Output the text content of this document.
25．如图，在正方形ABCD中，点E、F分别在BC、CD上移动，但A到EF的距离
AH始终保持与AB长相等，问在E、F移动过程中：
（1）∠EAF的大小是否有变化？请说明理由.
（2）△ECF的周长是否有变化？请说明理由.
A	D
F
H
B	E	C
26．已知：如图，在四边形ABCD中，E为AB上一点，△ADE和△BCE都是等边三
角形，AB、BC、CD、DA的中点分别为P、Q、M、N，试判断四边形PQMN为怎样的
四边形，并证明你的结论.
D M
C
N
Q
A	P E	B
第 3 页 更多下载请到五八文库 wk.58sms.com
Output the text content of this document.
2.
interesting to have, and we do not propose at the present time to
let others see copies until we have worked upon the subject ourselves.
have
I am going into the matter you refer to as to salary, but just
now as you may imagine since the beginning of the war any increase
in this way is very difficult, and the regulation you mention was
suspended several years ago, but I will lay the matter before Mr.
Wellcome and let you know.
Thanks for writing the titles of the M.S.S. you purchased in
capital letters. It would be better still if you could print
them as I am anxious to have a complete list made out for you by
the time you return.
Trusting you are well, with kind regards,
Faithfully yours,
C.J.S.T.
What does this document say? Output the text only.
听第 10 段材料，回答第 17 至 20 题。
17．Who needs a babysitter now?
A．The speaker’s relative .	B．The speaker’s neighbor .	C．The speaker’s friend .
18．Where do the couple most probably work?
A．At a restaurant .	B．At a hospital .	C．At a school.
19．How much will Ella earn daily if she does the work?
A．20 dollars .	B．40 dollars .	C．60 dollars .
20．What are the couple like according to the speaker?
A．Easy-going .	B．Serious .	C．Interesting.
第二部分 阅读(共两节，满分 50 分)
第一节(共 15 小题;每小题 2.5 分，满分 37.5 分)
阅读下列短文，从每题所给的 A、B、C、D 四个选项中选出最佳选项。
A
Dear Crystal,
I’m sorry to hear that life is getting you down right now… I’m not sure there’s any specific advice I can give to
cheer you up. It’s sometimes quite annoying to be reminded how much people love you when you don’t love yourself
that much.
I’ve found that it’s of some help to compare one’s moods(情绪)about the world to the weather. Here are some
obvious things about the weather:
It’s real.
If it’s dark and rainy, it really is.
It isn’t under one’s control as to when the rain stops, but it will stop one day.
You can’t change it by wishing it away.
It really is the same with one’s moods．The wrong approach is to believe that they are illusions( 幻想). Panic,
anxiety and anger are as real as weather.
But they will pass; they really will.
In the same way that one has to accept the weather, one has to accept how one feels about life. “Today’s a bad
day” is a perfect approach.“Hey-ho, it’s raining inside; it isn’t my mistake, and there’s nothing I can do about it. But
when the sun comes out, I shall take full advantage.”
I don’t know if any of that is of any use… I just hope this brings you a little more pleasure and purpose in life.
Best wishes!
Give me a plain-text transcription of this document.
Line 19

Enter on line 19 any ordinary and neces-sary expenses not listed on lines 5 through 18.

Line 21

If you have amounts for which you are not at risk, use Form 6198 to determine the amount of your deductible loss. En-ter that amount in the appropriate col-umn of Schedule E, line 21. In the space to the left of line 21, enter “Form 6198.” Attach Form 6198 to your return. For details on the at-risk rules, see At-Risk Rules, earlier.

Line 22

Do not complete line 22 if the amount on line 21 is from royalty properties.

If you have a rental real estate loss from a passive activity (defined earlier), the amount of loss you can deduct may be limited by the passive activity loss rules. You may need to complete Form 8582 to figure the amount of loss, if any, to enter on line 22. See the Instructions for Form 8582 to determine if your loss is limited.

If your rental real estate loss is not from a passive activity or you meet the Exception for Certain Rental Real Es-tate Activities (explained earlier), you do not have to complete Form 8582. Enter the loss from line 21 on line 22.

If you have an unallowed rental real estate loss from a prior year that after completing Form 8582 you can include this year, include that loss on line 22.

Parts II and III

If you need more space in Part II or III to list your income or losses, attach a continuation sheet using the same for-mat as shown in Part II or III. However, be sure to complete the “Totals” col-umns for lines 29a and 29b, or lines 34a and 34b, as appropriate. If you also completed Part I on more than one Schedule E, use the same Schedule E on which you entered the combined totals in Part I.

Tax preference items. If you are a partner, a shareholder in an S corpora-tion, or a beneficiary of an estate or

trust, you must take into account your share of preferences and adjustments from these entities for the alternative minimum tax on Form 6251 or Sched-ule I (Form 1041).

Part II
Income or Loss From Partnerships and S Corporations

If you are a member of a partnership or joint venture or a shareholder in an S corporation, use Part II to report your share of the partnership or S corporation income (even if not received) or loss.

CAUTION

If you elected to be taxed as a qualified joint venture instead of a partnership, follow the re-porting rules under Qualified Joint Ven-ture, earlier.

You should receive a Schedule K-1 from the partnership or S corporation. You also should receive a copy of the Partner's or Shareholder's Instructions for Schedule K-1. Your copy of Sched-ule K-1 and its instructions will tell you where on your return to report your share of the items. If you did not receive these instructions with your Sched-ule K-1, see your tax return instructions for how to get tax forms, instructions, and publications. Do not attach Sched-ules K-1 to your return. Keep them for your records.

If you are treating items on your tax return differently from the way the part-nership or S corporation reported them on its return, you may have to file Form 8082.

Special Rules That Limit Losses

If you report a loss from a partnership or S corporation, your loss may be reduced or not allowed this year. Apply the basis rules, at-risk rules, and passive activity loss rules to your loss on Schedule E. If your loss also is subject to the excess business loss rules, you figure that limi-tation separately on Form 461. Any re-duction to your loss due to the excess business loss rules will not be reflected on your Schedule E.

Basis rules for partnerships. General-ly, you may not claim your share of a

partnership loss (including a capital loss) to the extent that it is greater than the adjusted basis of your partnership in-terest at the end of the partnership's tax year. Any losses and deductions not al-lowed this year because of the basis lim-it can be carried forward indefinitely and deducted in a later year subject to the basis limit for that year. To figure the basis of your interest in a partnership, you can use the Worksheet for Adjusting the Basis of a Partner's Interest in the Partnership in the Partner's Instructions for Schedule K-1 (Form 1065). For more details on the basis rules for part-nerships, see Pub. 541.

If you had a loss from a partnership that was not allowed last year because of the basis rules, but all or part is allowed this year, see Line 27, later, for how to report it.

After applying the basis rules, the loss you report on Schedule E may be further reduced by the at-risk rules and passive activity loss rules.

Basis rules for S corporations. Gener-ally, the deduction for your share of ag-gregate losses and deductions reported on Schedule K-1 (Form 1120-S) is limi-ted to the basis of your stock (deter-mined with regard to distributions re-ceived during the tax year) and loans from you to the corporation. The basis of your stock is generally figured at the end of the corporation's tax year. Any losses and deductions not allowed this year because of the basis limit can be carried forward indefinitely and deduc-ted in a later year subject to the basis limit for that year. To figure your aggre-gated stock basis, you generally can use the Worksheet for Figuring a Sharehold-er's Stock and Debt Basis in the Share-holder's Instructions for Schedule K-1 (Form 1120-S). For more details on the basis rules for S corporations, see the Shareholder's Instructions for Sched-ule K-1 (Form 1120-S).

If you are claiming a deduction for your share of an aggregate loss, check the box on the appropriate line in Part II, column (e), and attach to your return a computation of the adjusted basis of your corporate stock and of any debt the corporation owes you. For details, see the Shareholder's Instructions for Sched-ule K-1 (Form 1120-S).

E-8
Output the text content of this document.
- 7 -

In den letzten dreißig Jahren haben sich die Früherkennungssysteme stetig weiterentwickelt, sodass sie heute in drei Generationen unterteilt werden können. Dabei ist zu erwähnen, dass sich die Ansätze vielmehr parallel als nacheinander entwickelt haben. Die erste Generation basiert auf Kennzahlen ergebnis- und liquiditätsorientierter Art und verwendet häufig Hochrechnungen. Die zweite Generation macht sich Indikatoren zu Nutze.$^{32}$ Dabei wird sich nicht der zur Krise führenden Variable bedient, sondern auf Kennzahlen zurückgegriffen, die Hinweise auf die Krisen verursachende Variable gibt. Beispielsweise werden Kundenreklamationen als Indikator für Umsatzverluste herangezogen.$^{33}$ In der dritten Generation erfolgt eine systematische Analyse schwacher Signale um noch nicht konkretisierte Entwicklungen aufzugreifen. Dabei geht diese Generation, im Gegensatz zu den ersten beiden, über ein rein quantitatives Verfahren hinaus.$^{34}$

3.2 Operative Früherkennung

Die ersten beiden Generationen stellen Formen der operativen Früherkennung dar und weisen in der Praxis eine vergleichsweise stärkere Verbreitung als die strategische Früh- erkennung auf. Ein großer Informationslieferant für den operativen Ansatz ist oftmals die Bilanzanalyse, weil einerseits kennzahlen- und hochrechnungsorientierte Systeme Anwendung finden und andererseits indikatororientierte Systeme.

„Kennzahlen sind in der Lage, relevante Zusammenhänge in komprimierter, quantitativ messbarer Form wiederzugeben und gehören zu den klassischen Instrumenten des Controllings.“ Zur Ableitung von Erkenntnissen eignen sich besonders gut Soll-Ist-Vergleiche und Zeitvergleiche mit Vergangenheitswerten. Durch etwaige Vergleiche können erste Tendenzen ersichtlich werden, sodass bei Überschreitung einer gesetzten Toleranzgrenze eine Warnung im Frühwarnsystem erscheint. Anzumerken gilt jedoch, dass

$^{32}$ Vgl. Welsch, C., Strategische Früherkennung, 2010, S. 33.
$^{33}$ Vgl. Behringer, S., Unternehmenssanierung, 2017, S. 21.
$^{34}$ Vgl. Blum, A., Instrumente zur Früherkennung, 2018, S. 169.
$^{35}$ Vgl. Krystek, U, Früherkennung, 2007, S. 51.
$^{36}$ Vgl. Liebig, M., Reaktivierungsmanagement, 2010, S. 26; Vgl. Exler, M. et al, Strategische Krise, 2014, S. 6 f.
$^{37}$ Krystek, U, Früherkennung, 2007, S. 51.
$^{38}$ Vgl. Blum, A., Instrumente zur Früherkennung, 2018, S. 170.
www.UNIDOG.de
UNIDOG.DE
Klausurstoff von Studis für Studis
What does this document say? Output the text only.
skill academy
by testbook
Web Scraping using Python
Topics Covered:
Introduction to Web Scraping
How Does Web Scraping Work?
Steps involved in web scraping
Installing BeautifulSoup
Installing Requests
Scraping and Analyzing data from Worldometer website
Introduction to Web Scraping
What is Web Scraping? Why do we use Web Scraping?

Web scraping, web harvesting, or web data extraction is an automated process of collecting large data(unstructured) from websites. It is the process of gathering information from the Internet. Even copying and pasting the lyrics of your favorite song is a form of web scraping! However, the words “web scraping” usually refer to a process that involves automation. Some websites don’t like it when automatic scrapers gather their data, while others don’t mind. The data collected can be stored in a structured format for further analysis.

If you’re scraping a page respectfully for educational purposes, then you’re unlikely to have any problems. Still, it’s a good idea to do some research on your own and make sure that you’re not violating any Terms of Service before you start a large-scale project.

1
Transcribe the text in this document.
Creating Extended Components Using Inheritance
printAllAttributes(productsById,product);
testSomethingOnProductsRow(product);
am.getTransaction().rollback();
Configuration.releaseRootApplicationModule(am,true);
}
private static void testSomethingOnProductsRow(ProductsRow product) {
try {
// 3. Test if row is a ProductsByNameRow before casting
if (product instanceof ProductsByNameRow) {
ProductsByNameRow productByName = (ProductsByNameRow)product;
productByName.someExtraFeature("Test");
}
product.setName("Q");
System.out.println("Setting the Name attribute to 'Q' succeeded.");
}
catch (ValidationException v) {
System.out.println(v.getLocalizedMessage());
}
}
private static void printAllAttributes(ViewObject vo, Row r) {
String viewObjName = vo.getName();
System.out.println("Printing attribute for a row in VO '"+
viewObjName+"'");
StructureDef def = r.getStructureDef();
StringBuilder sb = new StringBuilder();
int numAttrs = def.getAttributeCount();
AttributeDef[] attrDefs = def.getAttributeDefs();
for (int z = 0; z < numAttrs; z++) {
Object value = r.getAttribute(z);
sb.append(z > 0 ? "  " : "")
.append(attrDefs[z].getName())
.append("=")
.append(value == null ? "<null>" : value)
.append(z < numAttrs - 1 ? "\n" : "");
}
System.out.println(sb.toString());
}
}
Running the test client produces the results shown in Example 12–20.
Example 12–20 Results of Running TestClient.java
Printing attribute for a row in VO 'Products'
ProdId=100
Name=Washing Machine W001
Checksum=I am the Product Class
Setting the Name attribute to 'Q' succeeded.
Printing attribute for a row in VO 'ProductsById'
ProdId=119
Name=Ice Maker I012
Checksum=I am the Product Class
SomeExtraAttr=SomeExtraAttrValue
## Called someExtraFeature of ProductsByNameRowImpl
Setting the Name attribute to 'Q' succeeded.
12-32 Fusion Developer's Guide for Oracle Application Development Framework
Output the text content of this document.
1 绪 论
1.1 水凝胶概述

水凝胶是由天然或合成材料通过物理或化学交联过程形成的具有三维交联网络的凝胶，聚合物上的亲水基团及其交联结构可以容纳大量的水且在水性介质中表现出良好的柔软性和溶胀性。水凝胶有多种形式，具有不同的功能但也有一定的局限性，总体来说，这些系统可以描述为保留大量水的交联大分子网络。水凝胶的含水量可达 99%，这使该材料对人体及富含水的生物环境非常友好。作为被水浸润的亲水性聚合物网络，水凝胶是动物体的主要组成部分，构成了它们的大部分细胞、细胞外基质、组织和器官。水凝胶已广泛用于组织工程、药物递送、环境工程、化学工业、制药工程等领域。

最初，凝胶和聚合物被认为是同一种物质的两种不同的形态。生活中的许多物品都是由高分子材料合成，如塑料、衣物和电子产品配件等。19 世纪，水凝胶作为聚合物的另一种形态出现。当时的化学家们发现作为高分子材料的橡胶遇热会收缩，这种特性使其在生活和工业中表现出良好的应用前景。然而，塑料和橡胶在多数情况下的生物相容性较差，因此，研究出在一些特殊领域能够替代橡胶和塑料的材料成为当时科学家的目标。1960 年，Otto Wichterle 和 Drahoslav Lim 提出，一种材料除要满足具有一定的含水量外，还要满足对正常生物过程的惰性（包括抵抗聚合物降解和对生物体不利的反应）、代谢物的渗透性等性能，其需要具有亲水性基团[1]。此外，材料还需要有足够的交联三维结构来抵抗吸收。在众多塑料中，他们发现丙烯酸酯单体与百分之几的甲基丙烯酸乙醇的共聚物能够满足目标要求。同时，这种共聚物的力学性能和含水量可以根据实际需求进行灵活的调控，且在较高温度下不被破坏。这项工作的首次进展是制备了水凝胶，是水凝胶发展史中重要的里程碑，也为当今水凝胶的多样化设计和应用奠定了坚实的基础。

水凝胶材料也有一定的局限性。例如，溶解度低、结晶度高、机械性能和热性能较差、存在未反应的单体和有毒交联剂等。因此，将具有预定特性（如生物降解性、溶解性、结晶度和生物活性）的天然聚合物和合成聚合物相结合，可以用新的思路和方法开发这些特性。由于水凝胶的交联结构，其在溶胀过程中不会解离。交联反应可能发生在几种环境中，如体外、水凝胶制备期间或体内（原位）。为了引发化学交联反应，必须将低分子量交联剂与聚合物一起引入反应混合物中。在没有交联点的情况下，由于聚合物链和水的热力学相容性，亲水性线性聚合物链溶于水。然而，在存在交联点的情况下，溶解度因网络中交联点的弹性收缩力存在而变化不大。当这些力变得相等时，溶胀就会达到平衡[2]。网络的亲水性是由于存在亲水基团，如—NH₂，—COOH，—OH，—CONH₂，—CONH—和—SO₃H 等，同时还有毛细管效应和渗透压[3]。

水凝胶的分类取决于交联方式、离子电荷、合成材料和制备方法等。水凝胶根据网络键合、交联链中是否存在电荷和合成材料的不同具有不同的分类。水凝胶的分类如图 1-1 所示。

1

———

Wherever a line in the data above holds "dass", copy that line.

◆ RESULT OF THE EXERCISE:
In den letzten dreißig Jahren haben sich die Früherkennungssysteme stetig weiterentwickelt, sodass sie heute in drei Generationen unterteilt werden können. Dabei ist zu erwähnen, dass sich die Ansätze vielmehr parallel als nacheinander entwickelt haben. Die erste Generation basiert auf Kennzahlen ergebnis- und liquiditätsorientierter Art und verwendet häufig Hochrechnungen. Die zweite Generation macht sich Indikatoren zu Nutze.$^{32}$ Dabei wird sich nicht der zur Krise führenden Variable bedient, sondern auf Kennzahlen zurückgegriffen, die Hinweise auf die Krisen verursachende Variable gibt. Beispielsweise werden Kundenreklamationen als Indikator für Umsatzverluste herangezogen.$^{33}$ In der dritten Generation erfolgt eine systematische Analyse schwacher Signale um noch nicht konkretisierte Entwicklungen aufzugreifen. Dabei geht diese Generation, im Gegensatz zu den ersten beiden, über ein rein quantitatives Verfahren hinaus.$^{34}$
„Kennzahlen sind in der Lage, relevante Zusammenhänge in komprimierter, quantitativ messbarer Form wiederzugeben und gehören zu den klassischen Instrumenten des Controllings.“ Zur Ableitung von Erkenntnissen eignen sich besonders gut Soll-Ist-Vergleiche und Zeitvergleiche mit Vergangenheitswerten. Durch etwaige Vergleiche können erste Tendenzen ersichtlich werden, sodass bei Überschreitung einer gesetzten Toleranzgrenze eine Warnung im Frühwarnsystem erscheint. Anzumerken gilt jedoch, dass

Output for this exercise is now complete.